WRITTEN EXERCISE - Output the material exactly, but drop every image it holds.

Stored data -
"""

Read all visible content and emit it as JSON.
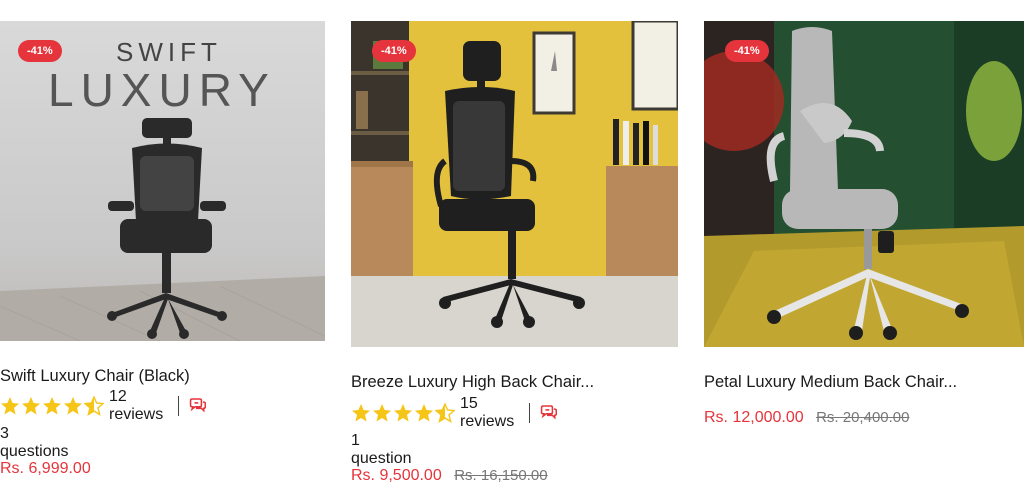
{
  "products": [
    {
      "badge": "-41%",
      "image_overlay": {
        "line1": "SWIFT",
        "line2": "LUXURY"
      },
      "title": "Swift Luxury Chair (Black)",
      "rating": 4.5,
      "reviews": "12 reviews",
      "questions": "3 questions",
      "price": "Rs. 6,999.00",
      "compare_price": ""
    },
    {
      "badge": "-41%",
      "title": "Breeze Luxury High Back Chair...",
      "rating": 4.5,
      "reviews": "15 reviews",
      "questions": "1 question",
      "price": "Rs. 9,500.00",
      "compare_price": "Rs. 16,150.00"
    },
    {
      "badge": "-41%",
      "title": "Petal Luxury Medium Back Chair...",
      "price": "Rs. 12,000.00",
      "compare_price": "Rs. 20,400.00"
    }
  ],
  "colors": {
    "accent": "#e5343b",
    "star": "#f5c518"
  },
  "icons": {
    "star": "star-icon",
    "half_star": "half-star-icon",
    "qa": "question-chat-icon"
  }
}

"""

RIGHT ANSWER -
Read all visible content and emit it as JSON.
{
  "products": [
    {
      "badge": "-41%",
      "image_overlay": {
        "line1": "SWIFT",
        "line2": "LUXURY"
      },
      "title": "Swift Luxury Chair (Black)",
      "rating": 4.5,
      "reviews": "12 reviews",
      "questions": "3 questions",
      "price": "Rs. 6,999.00",
      "compare_price": ""
    },
    {
      "badge": "-41%",
      "title": "Breeze Luxury High Back Chair...",
      "rating": 4.5,
      "reviews": "15 reviews",
      "questions": "1 question",
      "price": "Rs. 9,500.00",
      "compare_price": "Rs. 16,150.00"
    },
    {
      "badge": "-41%",
      "title": "Petal Luxury Medium Back Chair...",
      "price": "Rs. 12,000.00",
      "compare_price": "Rs. 20,400.00"
    }
  ],
  "colors": {
    "accent": "#e5343b",
    "star": "#f5c518"
  },
  "icons": {
    "star": "star-icon",
    "half_star": "half-star-icon",
    "qa": "question-chat-icon"
  }
}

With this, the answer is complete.